What the task requires: Reproduce all the entries exactly.

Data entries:
+---+

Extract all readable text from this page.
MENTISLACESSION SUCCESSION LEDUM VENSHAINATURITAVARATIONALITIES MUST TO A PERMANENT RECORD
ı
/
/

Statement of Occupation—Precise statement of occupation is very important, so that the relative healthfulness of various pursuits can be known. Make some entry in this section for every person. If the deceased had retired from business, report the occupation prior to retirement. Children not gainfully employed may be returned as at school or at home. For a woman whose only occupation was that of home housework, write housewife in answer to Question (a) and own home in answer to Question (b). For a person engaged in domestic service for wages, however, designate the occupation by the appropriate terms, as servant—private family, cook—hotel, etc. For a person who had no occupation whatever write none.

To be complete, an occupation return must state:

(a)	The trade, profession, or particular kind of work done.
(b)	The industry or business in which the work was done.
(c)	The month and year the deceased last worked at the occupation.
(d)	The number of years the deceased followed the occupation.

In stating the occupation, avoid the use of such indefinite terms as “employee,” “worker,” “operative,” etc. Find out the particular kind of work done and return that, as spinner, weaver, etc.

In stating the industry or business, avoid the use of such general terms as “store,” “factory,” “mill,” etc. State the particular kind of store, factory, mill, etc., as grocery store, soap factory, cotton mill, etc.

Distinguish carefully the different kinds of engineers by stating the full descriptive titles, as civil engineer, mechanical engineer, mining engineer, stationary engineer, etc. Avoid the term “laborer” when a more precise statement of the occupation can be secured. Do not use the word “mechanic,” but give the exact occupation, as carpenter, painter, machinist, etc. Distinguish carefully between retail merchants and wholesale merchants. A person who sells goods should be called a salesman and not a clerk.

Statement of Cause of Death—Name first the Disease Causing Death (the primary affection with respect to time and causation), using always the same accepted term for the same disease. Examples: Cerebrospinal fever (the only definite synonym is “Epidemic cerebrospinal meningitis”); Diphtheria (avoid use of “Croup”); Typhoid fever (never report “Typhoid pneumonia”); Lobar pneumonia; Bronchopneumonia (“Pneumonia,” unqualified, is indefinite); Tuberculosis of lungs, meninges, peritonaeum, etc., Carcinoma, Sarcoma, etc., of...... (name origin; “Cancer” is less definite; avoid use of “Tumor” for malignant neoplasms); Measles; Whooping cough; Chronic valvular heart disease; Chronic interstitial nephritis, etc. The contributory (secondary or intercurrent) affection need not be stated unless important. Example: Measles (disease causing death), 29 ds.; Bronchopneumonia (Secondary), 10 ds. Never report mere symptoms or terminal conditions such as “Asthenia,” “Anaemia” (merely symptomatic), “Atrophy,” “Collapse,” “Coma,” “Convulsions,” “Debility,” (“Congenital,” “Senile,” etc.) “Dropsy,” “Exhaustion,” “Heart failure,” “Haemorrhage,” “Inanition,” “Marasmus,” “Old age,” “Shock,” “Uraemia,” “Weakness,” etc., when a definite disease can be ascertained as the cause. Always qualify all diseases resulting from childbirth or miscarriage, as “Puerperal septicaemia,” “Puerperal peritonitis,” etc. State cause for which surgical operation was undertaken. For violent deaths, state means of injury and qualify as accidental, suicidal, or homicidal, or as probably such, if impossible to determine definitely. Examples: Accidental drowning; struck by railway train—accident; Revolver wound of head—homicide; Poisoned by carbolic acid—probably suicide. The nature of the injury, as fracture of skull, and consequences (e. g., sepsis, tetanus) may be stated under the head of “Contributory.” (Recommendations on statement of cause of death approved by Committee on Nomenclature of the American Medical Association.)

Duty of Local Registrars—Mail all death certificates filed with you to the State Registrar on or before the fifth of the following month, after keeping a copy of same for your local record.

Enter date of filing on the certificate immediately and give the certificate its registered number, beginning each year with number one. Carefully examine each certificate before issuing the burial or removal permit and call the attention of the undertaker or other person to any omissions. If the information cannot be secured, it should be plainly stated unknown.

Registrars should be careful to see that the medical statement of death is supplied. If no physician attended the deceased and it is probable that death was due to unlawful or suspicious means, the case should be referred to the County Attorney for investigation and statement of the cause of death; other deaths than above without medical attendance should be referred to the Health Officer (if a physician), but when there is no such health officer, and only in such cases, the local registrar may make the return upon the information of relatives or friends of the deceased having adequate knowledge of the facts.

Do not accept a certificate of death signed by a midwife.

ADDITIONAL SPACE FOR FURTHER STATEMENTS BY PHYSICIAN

+---+

Exercise answer:
Extract all readable text from this page.
MENTISLACESSION SUCCESSION LEDUM VENSHAINATURITAVARATIONALITIES MUST TO A PERMANENT RECORD
ı
/
/

Statement of Occupation—Precise statement of occupation is very important, so that the relative healthfulness of various pursuits can be known. Make some entry in this section for every person. If the deceased had retired from business, report the occupation prior to retirement. Children not gainfully employed may be returned as at school or at home. For a woman whose only occupation was that of home housework, write housewife in answer to Question (a) and own home in answer to Question (b). For a person engaged in domestic service for wages, however, designate the occupation by the appropriate terms, as servant—private family, cook—hotel, etc. For a person who had no occupation whatever write none.

To be complete, an occupation return must state:

(a)	The trade, profession, or particular kind of work done.
(b)	The industry or business in which the work was done.
(c)	The month and year the deceased last worked at the occupation.
(d)	The number of years the deceased followed the occupation.

In stating the occupation, avoid the use of such indefinite terms as “employee,” “worker,” “operative,” etc. Find out the particular kind of work done and return that, as spinner, weaver, etc.

In stating the industry or business, avoid the use of such general terms as “store,” “factory,” “mill,” etc. State the particular kind of store, factory, mill, etc., as grocery store, soap factory, cotton mill, etc.

Distinguish carefully the different kinds of engineers by stating the full descriptive titles, as civil engineer, mechanical engineer, mining engineer, stationary engineer, etc. Avoid the term “laborer” when a more precise statement of the occupation can be secured. Do not use the word “mechanic,” but give the exact occupation, as carpenter, painter, machinist, etc. Distinguish carefully between retail merchants and wholesale merchants. A person who sells goods should be called a salesman and not a clerk.

Statement of Cause of Death—Name first the Disease Causing Death (the primary affection with respect to time and causation), using always the same accepted term for the same disease. Examples: Cerebrospinal fever (the only definite synonym is “Epidemic cerebrospinal meningitis”); Diphtheria (avoid use of “Croup”); Typhoid fever (never report “Typhoid pneumonia”); Lobar pneumonia; Bronchopneumonia (“Pneumonia,” unqualified, is indefinite); Tuberculosis of lungs, meninges, peritonaeum, etc., Carcinoma, Sarcoma, etc., of...... (name origin; “Cancer” is less definite; avoid use of “Tumor” for malignant neoplasms); Measles; Whooping cough; Chronic valvular heart disease; Chronic interstitial nephritis, etc. The contributory (secondary or intercurrent) affection need not be stated unless important. Example: Measles (disease causing death), 29 ds.; Bronchopneumonia (Secondary), 10 ds. Never report mere symptoms or terminal conditions such as “Asthenia,” “Anaemia” (merely symptomatic), “Atrophy,” “Collapse,” “Coma,” “Convulsions,” “Debility,” (“Congenital,” “Senile,” etc.) “Dropsy,” “Exhaustion,” “Heart failure,” “Haemorrhage,” “Inanition,” “Marasmus,” “Old age,” “Shock,” “Uraemia,” “Weakness,” etc., when a definite disease can be ascertained as the cause. Always qualify all diseases resulting from childbirth or miscarriage, as “Puerperal septicaemia,” “Puerperal peritonitis,” etc. State cause for which surgical operation was undertaken. For violent deaths, state means of injury and qualify as accidental, suicidal, or homicidal, or as probably such, if impossible to determine definitely. Examples: Accidental drowning; struck by railway train—accident; Revolver wound of head—homicide; Poisoned by carbolic acid—probably suicide. The nature of the injury, as fracture of skull, and consequences (e. g., sepsis, tetanus) may be stated under the head of “Contributory.” (Recommendations on statement of cause of death approved by Committee on Nomenclature of the American Medical Association.)

Duty of Local Registrars—Mail all death certificates filed with you to the State Registrar on or before the fifth of the following month, after keeping a copy of same for your local record.

Enter date of filing on the certificate immediately and give the certificate its registered number, beginning each year with number one. Carefully examine each certificate before issuing the burial or removal permit and call the attention of the undertaker or other person to any omissions. If the information cannot be secured, it should be plainly stated unknown.

Registrars should be careful to see that the medical statement of death is supplied. If no physician attended the deceased and it is probable that death was due to unlawful or suspicious means, the case should be referred to the County Attorney for investigation and statement of the cause of death; other deaths than above without medical attendance should be referred to the Health Officer (if a physician), but when there is no such health officer, and only in such cases, the local registrar may make the return upon the information of relatives or friends of the deceased having adequate knowledge of the facts.

Do not accept a certificate of death signed by a midwife.

ADDITIONAL SPACE FOR FURTHER STATEMENTS BY PHYSICIAN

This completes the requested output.